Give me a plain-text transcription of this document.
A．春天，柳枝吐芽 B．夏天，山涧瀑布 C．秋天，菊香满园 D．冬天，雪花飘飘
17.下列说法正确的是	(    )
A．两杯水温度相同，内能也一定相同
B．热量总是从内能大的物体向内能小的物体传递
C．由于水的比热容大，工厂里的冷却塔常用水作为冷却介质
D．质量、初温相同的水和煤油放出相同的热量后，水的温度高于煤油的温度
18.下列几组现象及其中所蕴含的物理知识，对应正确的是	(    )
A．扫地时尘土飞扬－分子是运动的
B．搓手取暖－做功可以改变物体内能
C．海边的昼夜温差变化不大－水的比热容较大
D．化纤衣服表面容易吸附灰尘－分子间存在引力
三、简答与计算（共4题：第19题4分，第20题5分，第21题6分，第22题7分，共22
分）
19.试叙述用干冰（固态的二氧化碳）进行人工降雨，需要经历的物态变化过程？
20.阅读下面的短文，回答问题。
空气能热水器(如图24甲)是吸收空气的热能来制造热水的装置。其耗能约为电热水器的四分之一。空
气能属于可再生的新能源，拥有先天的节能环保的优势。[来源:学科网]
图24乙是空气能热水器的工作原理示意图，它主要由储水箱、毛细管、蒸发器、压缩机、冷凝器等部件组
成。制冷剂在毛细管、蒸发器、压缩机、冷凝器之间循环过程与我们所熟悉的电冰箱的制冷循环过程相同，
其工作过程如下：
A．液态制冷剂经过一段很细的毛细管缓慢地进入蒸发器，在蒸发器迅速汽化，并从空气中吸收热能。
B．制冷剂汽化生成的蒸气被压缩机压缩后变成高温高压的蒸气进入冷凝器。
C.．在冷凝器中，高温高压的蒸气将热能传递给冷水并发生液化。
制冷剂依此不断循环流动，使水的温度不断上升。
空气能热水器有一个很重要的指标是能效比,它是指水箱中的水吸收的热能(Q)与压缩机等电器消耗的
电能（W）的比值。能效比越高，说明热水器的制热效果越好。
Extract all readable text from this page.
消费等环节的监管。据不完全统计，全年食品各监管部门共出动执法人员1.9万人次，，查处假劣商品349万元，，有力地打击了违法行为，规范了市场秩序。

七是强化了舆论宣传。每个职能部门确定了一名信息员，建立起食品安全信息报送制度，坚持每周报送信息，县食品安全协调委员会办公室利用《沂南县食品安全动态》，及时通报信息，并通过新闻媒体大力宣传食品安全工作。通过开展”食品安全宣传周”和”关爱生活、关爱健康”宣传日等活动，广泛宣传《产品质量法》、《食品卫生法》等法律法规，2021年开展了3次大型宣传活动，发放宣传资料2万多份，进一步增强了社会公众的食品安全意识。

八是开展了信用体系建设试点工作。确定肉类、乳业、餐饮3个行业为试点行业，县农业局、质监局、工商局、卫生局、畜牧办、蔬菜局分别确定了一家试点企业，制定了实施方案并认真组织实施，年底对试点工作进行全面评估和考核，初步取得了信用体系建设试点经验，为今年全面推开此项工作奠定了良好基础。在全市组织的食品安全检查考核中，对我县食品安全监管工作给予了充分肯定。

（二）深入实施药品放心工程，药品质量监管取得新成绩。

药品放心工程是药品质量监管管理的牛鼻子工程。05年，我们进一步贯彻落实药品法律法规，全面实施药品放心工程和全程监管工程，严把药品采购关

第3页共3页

####

▸ **Exercise description**:
Quote each line above in full, word for word.

▸ **Answer to this task**:
Give me a plain-text transcription of this document.
A．春天，柳枝吐芽 B．夏天，山涧瀑布 C．秋天，菊香满园 D．冬天，雪花飘飘
17.下列说法正确的是	(    )
A．两杯水温度相同，内能也一定相同
B．热量总是从内能大的物体向内能小的物体传递
C．由于水的比热容大，工厂里的冷却塔常用水作为冷却介质
D．质量、初温相同的水和煤油放出相同的热量后，水的温度高于煤油的温度
18.下列几组现象及其中所蕴含的物理知识，对应正确的是	(    )
A．扫地时尘土飞扬－分子是运动的
B．搓手取暖－做功可以改变物体内能
C．海边的昼夜温差变化不大－水的比热容较大
D．化纤衣服表面容易吸附灰尘－分子间存在引力
三、简答与计算（共4题：第19题4分，第20题5分，第21题6分，第22题7分，共22
分）
19.试叙述用干冰（固态的二氧化碳）进行人工降雨，需要经历的物态变化过程？
20.阅读下面的短文，回答问题。
空气能热水器(如图24甲)是吸收空气的热能来制造热水的装置。其耗能约为电热水器的四分之一。空
气能属于可再生的新能源，拥有先天的节能环保的优势。[来源:学科网]
图24乙是空气能热水器的工作原理示意图，它主要由储水箱、毛细管、蒸发器、压缩机、冷凝器等部件组
成。制冷剂在毛细管、蒸发器、压缩机、冷凝器之间循环过程与我们所熟悉的电冰箱的制冷循环过程相同，
其工作过程如下：
A．液态制冷剂经过一段很细的毛细管缓慢地进入蒸发器，在蒸发器迅速汽化，并从空气中吸收热能。
B．制冷剂汽化生成的蒸气被压缩机压缩后变成高温高压的蒸气进入冷凝器。
C.．在冷凝器中，高温高压的蒸气将热能传递给冷水并发生液化。
制冷剂依此不断循环流动，使水的温度不断上升。
空气能热水器有一个很重要的指标是能效比,它是指水箱中的水吸收的热能(Q)与压缩机等电器消耗的
电能（W）的比值。能效比越高，说明热水器的制热效果越好。
Extract all readable text from this page.
消费等环节的监管。据不完全统计，全年食品各监管部门共出动执法人员1.9万人次，，查处假劣商品349万元，，有力地打击了违法行为，规范了市场秩序。

七是强化了舆论宣传。每个职能部门确定了一名信息员，建立起食品安全信息报送制度，坚持每周报送信息，县食品安全协调委员会办公室利用《沂南县食品安全动态》，及时通报信息，并通过新闻媒体大力宣传食品安全工作。通过开展”食品安全宣传周”和”关爱生活、关爱健康”宣传日等活动，广泛宣传《产品质量法》、《食品卫生法》等法律法规，2021年开展了3次大型宣传活动，发放宣传资料2万多份，进一步增强了社会公众的食品安全意识。

八是开展了信用体系建设试点工作。确定肉类、乳业、餐饮3个行业为试点行业，县农业局、质监局、工商局、卫生局、畜牧办、蔬菜局分别确定了一家试点企业，制定了实施方案并认真组织实施，年底对试点工作进行全面评估和考核，初步取得了信用体系建设试点经验，为今年全面推开此项工作奠定了良好基础。在全市组织的食品安全检查考核中，对我县食品安全监管工作给予了充分肯定。

（二）深入实施药品放心工程，药品质量监管取得新成绩。

药品放心工程是药品质量监管管理的牛鼻子工程。05年，我们进一步贯彻落实药品法律法规，全面实施药品放心工程和全程监管工程，严把药品采购关

第3页共3页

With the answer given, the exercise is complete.